• **INPUT FOR THIS TASK**
[BEGIN]

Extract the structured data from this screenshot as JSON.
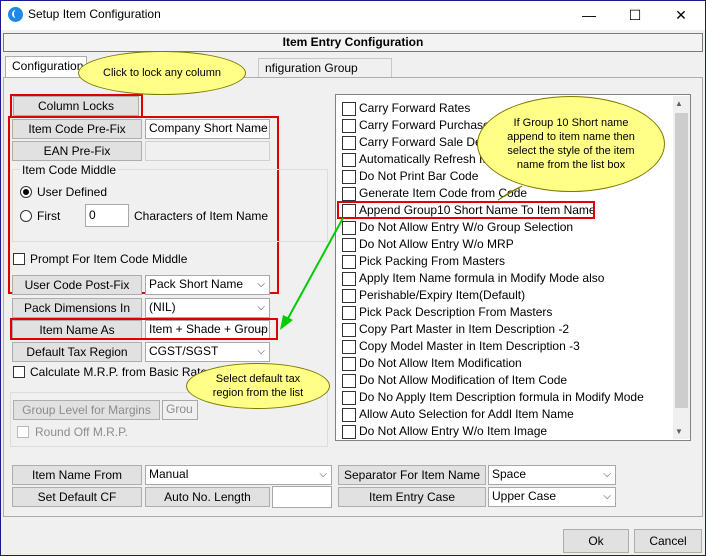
{
  "window": {
    "title": "Setup Item Configuration",
    "minimize_glyph": "—",
    "maximize_glyph": "☐",
    "close_glyph": "✕"
  },
  "header": {
    "title": "Item Entry Configuration"
  },
  "tabs": [
    {
      "label": "Configuration Op"
    },
    {
      "label": "nfiguration Group Settings"
    }
  ],
  "left": {
    "column_locks_label": "Column Locks",
    "item_code_prefix": {
      "label": "Item Code Pre-Fix",
      "value": "Company Short Name"
    },
    "ean_prefix": {
      "label": "EAN Pre-Fix",
      "value": ""
    },
    "item_code_middle": {
      "title": "Item Code Middle",
      "user_defined_label": "User Defined",
      "first_label": "First",
      "first_value": "0",
      "chars_label": "Characters of Item Name"
    },
    "prompt_label": "Prompt For Item Code Middle",
    "user_code_postfix": {
      "label": "User Code Post-Fix",
      "value": "Pack Short Name"
    },
    "pack_dimensions": {
      "label": "Pack Dimensions In",
      "value": "(NIL)"
    },
    "item_name_as": {
      "label": "Item Name As",
      "value": "Item + Shade + Group"
    },
    "default_tax_region": {
      "label": "Default Tax Region",
      "value": "CGST/SGST"
    },
    "calc_mrp_label": "Calculate M.R.P. from Basic Rate+G",
    "group_level_label": "Group Level for Margins",
    "group_level_value": "Grou",
    "round_off_label": "Round Off M.R.P."
  },
  "list": {
    "items": [
      "Carry Forward Rates",
      "Carry Forward Purchase",
      "Carry Forward Sale Defa",
      "Automatically Refresh Ite",
      "Do Not Print Bar Code",
      "Generate Item Code from Code",
      "Append Group10 Short Name To Item Name",
      "Do Not Allow Entry W/o Group Selection",
      "Do Not Allow Entry W/o MRP",
      "Pick Packing From Masters",
      "Apply Item Name formula in Modify Mode also",
      "Perishable/Expiry Item(Default)",
      "Pick Pack Description From Masters",
      "Copy Part Master in Item Description -2",
      "Copy Model Master in Item Description -3",
      "Do Not Allow Item Modification",
      "Do Not Allow Modification of Item Code",
      "Do No Apply Item Description formula in Modify Mode",
      "Allow Auto Selection for Addl Item Name",
      "Do Not Allow Entry W/o Item Image"
    ],
    "scroll_up_glyph": "▲",
    "scroll_down_glyph": "▼"
  },
  "bottom": {
    "item_name_from": {
      "label": "Item Name From",
      "value": "Manual"
    },
    "set_default_cf_label": "Set Default CF",
    "auto_no_length": {
      "label": "Auto No. Length",
      "value": ""
    },
    "separator": {
      "label": "Separator For Item Name",
      "value": "Space"
    },
    "item_entry_case": {
      "label": "Item Entry Case",
      "value": "Upper Case"
    }
  },
  "footer": {
    "ok_label": "Ok",
    "cancel_label": "Cancel"
  },
  "callouts": {
    "lock": "Click to lock any column",
    "group10": "If Group 10 Short name append to item name then select the style of the item name from the list box",
    "tax": "Select default tax region from the list"
  },
  "colors": {
    "highlight": "#e00000",
    "callout": "#ffff88",
    "arrow": "#00cc00"
  }
}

[END]

• **REQUIRED WORK**
Extract, from the material above, each line holding the word "Masters".

• **CORRECT RESPONSE**
      "Pick Packing From Masters",
      "Pick Pack Description From Masters",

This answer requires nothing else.